**THE PROBLEM**: Every line that contains the word "image" should be copied out.

+++ THE RECORDS +++

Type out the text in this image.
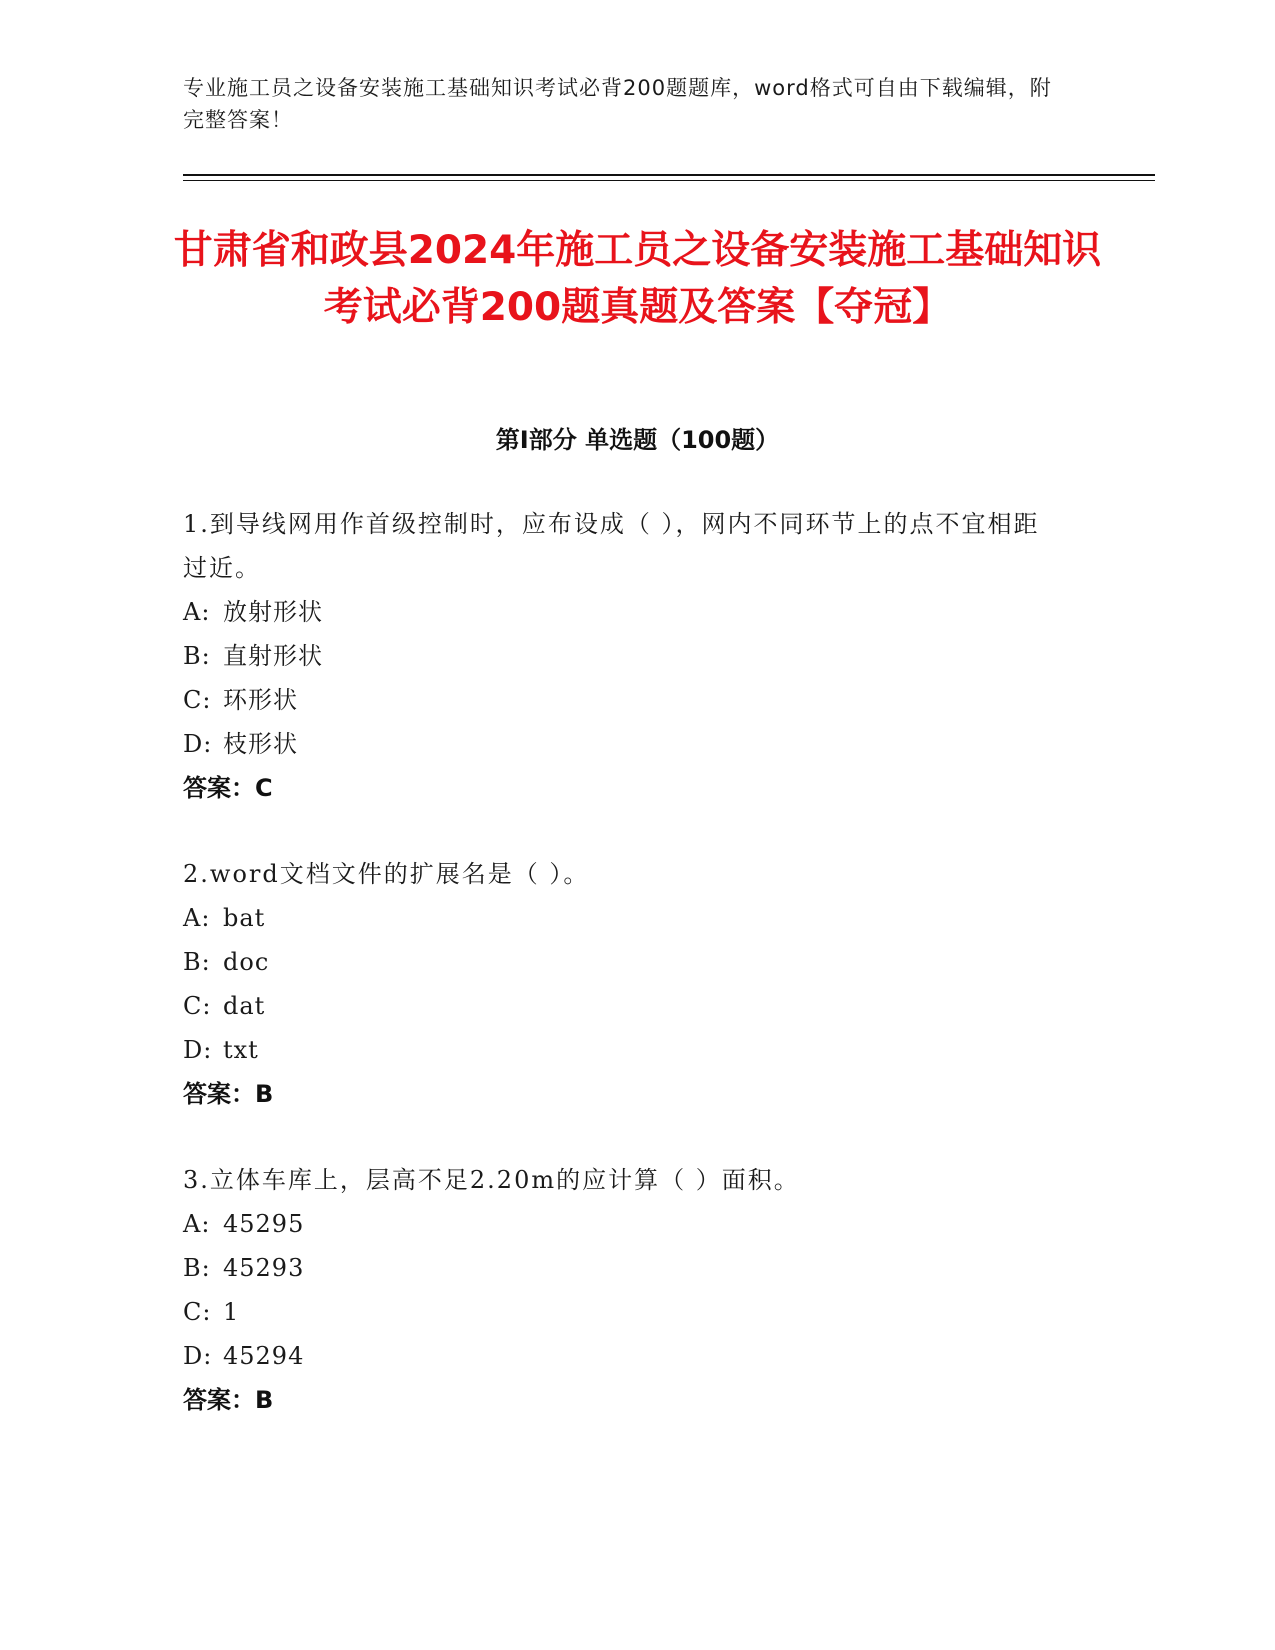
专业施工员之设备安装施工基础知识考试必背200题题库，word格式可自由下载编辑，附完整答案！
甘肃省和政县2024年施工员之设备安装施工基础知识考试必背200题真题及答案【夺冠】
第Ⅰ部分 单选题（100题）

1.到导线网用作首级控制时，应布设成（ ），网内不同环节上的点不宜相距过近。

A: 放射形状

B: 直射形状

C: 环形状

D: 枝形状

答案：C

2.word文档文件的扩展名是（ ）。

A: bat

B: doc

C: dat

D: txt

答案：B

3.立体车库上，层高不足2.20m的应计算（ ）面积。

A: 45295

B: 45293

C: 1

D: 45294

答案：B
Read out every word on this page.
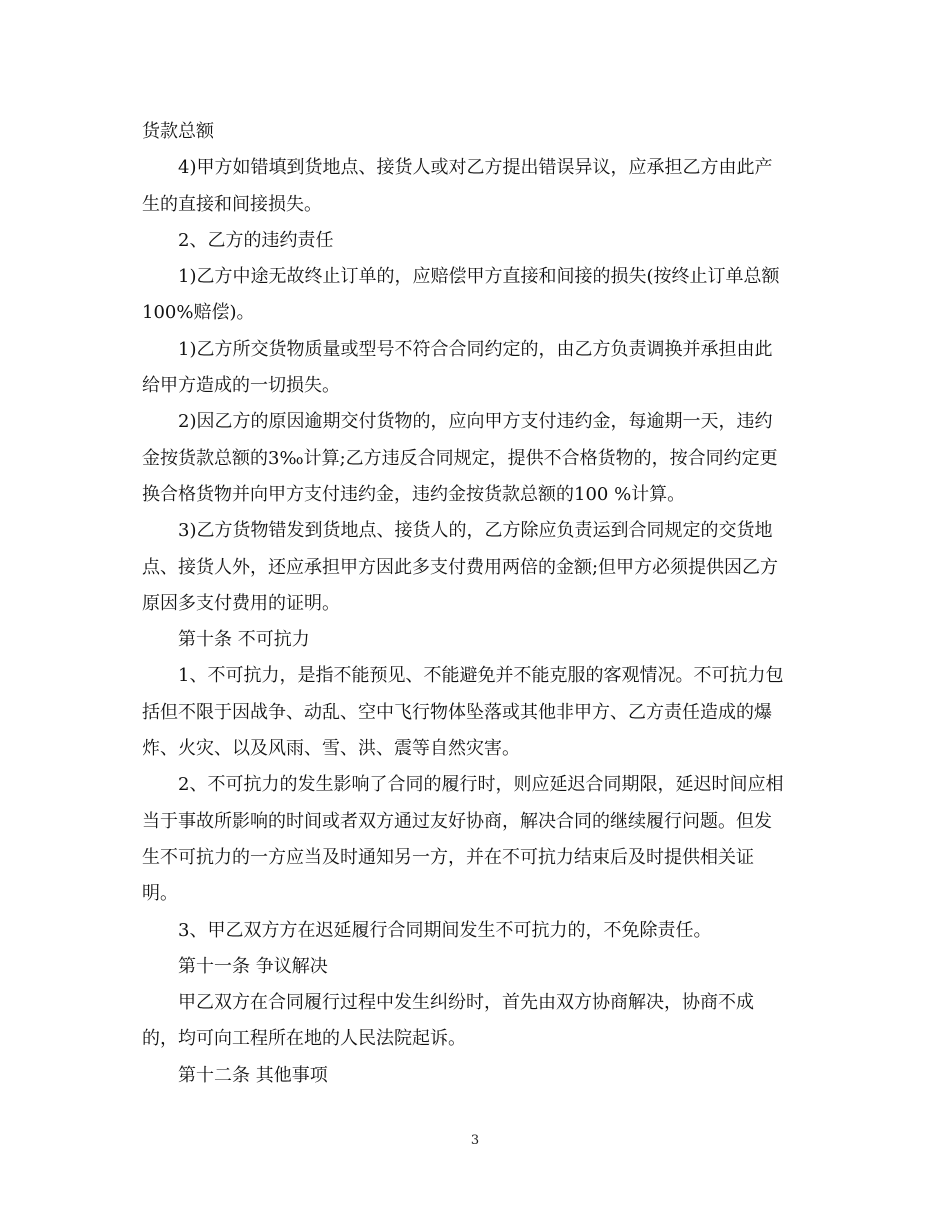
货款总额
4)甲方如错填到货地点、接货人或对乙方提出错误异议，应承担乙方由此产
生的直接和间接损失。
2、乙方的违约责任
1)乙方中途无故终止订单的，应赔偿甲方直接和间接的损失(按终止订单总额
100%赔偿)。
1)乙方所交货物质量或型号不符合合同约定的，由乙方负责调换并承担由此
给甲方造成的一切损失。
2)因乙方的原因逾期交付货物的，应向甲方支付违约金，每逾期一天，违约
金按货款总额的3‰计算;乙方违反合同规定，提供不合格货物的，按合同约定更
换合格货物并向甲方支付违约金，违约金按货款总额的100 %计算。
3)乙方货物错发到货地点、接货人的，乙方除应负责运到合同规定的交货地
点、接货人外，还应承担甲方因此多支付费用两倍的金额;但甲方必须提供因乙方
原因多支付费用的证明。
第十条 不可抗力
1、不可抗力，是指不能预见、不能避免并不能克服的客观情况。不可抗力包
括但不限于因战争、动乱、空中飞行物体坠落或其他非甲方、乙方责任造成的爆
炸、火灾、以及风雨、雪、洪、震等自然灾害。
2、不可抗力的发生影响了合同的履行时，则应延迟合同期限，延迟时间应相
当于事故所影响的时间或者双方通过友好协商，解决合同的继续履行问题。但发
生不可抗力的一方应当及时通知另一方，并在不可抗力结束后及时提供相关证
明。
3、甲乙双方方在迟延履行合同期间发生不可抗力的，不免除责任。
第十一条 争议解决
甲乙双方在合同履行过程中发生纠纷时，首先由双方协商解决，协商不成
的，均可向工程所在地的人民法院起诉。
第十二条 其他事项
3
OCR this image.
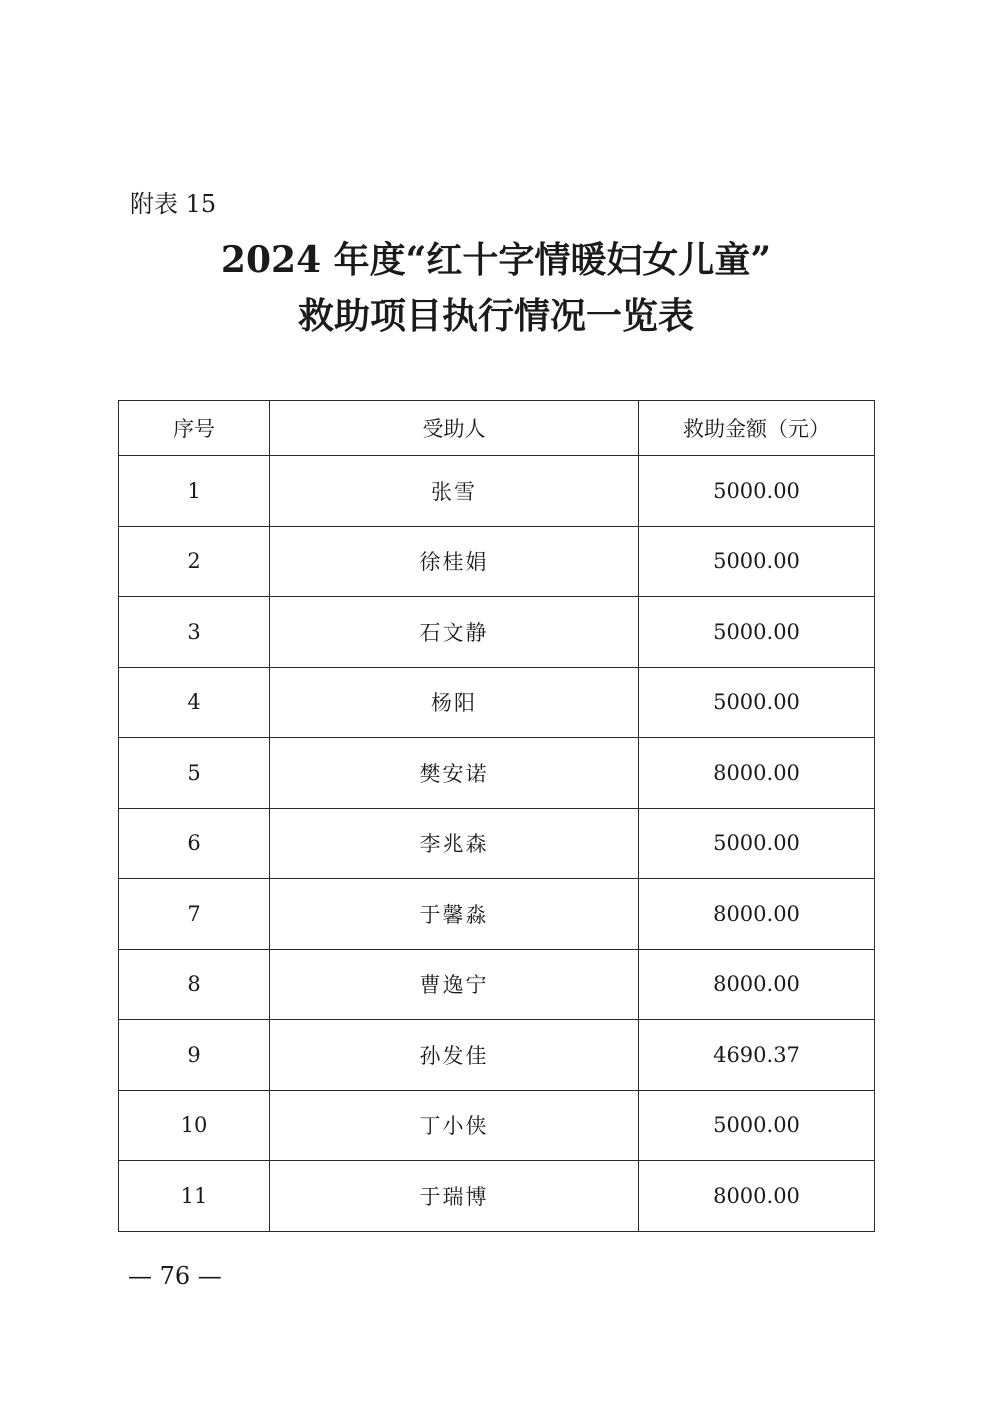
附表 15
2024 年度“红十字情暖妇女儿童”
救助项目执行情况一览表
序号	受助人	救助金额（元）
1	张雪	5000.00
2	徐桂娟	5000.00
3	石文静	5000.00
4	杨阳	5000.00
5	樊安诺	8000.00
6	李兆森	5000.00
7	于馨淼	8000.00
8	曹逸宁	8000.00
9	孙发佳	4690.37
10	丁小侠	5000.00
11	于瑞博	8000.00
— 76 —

+++

**EXPECTED ANSWER**:
Type out the text in this image.
OCR this image.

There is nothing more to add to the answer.